_WHAT YOU ARE ASKED TO DO:_ Write out all of the lines below, exactly and completely.

_EXTRACTED DATA:_
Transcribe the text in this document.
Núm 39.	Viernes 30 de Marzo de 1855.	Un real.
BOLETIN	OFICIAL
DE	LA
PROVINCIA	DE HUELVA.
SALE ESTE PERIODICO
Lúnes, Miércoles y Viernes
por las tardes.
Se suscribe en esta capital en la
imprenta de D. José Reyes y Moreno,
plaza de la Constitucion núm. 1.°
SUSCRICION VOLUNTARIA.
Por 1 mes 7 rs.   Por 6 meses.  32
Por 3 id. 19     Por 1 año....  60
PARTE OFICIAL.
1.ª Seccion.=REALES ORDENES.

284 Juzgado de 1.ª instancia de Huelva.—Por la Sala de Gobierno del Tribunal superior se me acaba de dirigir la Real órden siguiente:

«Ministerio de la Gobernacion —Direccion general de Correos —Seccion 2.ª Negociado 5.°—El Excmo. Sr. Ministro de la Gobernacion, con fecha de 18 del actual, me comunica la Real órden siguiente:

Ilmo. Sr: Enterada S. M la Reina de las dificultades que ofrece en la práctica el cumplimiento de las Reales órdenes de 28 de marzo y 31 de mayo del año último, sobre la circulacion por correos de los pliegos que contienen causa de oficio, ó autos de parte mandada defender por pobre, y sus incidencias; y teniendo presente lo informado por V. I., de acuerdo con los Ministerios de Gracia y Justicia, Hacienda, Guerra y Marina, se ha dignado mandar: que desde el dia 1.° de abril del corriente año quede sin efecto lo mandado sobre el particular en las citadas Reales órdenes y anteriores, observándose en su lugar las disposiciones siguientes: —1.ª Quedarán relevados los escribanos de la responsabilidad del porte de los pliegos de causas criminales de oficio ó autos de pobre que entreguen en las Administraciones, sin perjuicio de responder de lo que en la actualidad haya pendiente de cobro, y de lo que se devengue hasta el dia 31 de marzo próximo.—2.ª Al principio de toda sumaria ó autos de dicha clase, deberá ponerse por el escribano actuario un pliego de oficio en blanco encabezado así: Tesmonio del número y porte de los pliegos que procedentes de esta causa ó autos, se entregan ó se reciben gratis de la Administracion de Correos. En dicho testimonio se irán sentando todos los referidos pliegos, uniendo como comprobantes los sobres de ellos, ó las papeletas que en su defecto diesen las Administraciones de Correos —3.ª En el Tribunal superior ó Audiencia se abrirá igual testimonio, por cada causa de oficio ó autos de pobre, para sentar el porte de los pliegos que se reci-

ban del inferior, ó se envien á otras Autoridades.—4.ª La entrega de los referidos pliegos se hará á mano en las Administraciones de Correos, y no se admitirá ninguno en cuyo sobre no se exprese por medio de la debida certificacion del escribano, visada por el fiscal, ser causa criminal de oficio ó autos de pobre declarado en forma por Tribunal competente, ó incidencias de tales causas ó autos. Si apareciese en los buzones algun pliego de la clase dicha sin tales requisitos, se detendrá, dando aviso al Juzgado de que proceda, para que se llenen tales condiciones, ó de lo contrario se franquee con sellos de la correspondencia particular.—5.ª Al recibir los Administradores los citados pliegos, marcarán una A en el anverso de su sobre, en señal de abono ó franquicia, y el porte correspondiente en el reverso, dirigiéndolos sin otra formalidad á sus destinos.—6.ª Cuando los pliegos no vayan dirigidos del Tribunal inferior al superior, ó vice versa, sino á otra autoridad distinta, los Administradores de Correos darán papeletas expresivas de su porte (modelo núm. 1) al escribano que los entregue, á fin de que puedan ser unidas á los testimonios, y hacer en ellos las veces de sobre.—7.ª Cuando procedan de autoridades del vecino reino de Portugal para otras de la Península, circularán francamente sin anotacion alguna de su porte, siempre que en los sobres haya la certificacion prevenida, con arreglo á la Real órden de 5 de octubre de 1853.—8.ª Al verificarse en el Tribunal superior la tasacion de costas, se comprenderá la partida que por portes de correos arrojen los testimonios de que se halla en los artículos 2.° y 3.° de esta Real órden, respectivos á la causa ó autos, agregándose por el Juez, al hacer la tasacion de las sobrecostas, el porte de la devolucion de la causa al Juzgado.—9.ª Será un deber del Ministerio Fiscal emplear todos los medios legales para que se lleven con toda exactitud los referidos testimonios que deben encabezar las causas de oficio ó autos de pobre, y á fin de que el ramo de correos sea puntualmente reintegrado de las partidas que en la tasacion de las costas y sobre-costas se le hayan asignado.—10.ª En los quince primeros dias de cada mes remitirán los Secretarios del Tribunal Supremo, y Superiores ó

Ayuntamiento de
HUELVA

_COMPLETE ANSWER:_
Transcribe the text in this document.
Núm 39.	Viernes 30 de Marzo de 1855.	Un real.
BOLETIN	OFICIAL
DE	LA
PROVINCIA	DE HUELVA.
SALE ESTE PERIODICO
Lúnes, Miércoles y Viernes
por las tardes.
Se suscribe en esta capital en la
imprenta de D. José Reyes y Moreno,
plaza de la Constitucion núm. 1.°
SUSCRICION VOLUNTARIA.
Por 1 mes 7 rs.   Por 6 meses.  32
Por 3 id. 19     Por 1 año....  60
PARTE OFICIAL.
1.ª Seccion.=REALES ORDENES.

284 Juzgado de 1.ª instancia de Huelva.—Por la Sala de Gobierno del Tribunal superior se me acaba de dirigir la Real órden siguiente:

«Ministerio de la Gobernacion —Direccion general de Correos —Seccion 2.ª Negociado 5.°—El Excmo. Sr. Ministro de la Gobernacion, con fecha de 18 del actual, me comunica la Real órden siguiente:

Ilmo. Sr: Enterada S. M la Reina de las dificultades que ofrece en la práctica el cumplimiento de las Reales órdenes de 28 de marzo y 31 de mayo del año último, sobre la circulacion por correos de los pliegos que contienen causa de oficio, ó autos de parte mandada defender por pobre, y sus incidencias; y teniendo presente lo informado por V. I., de acuerdo con los Ministerios de Gracia y Justicia, Hacienda, Guerra y Marina, se ha dignado mandar: que desde el dia 1.° de abril del corriente año quede sin efecto lo mandado sobre el particular en las citadas Reales órdenes y anteriores, observándose en su lugar las disposiciones siguientes: —1.ª Quedarán relevados los escribanos de la responsabilidad del porte de los pliegos de causas criminales de oficio ó autos de pobre que entreguen en las Administraciones, sin perjuicio de responder de lo que en la actualidad haya pendiente de cobro, y de lo que se devengue hasta el dia 31 de marzo próximo.—2.ª Al principio de toda sumaria ó autos de dicha clase, deberá ponerse por el escribano actuario un pliego de oficio en blanco encabezado así: Tesmonio del número y porte de los pliegos que procedentes de esta causa ó autos, se entregan ó se reciben gratis de la Administracion de Correos. En dicho testimonio se irán sentando todos los referidos pliegos, uniendo como comprobantes los sobres de ellos, ó las papeletas que en su defecto diesen las Administraciones de Correos —3.ª En el Tribunal superior ó Audiencia se abrirá igual testimonio, por cada causa de oficio ó autos de pobre, para sentar el porte de los pliegos que se reci-

ban del inferior, ó se envien á otras Autoridades.—4.ª La entrega de los referidos pliegos se hará á mano en las Administraciones de Correos, y no se admitirá ninguno en cuyo sobre no se exprese por medio de la debida certificacion del escribano, visada por el fiscal, ser causa criminal de oficio ó autos de pobre declarado en forma por Tribunal competente, ó incidencias de tales causas ó autos. Si apareciese en los buzones algun pliego de la clase dicha sin tales requisitos, se detendrá, dando aviso al Juzgado de que proceda, para que se llenen tales condiciones, ó de lo contrario se franquee con sellos de la correspondencia particular.—5.ª Al recibir los Administradores los citados pliegos, marcarán una A en el anverso de su sobre, en señal de abono ó franquicia, y el porte correspondiente en el reverso, dirigiéndolos sin otra formalidad á sus destinos.—6.ª Cuando los pliegos no vayan dirigidos del Tribunal inferior al superior, ó vice versa, sino á otra autoridad distinta, los Administradores de Correos darán papeletas expresivas de su porte (modelo núm. 1) al escribano que los entregue, á fin de que puedan ser unidas á los testimonios, y hacer en ellos las veces de sobre.—7.ª Cuando procedan de autoridades del vecino reino de Portugal para otras de la Península, circularán francamente sin anotacion alguna de su porte, siempre que en los sobres haya la certificacion prevenida, con arreglo á la Real órden de 5 de octubre de 1853.—8.ª Al verificarse en el Tribunal superior la tasacion de costas, se comprenderá la partida que por portes de correos arrojen los testimonios de que se halla en los artículos 2.° y 3.° de esta Real órden, respectivos á la causa ó autos, agregándose por el Juez, al hacer la tasacion de las sobrecostas, el porte de la devolucion de la causa al Juzgado.—9.ª Será un deber del Ministerio Fiscal emplear todos los medios legales para que se lleven con toda exactitud los referidos testimonios que deben encabezar las causas de oficio ó autos de pobre, y á fin de que el ramo de correos sea puntualmente reintegrado de las partidas que en la tasacion de las costas y sobre-costas se le hayan asignado.—10.ª En los quince primeros dias de cada mes remitirán los Secretarios del Tribunal Supremo, y Superiores ó

Ayuntamiento de
HUELVA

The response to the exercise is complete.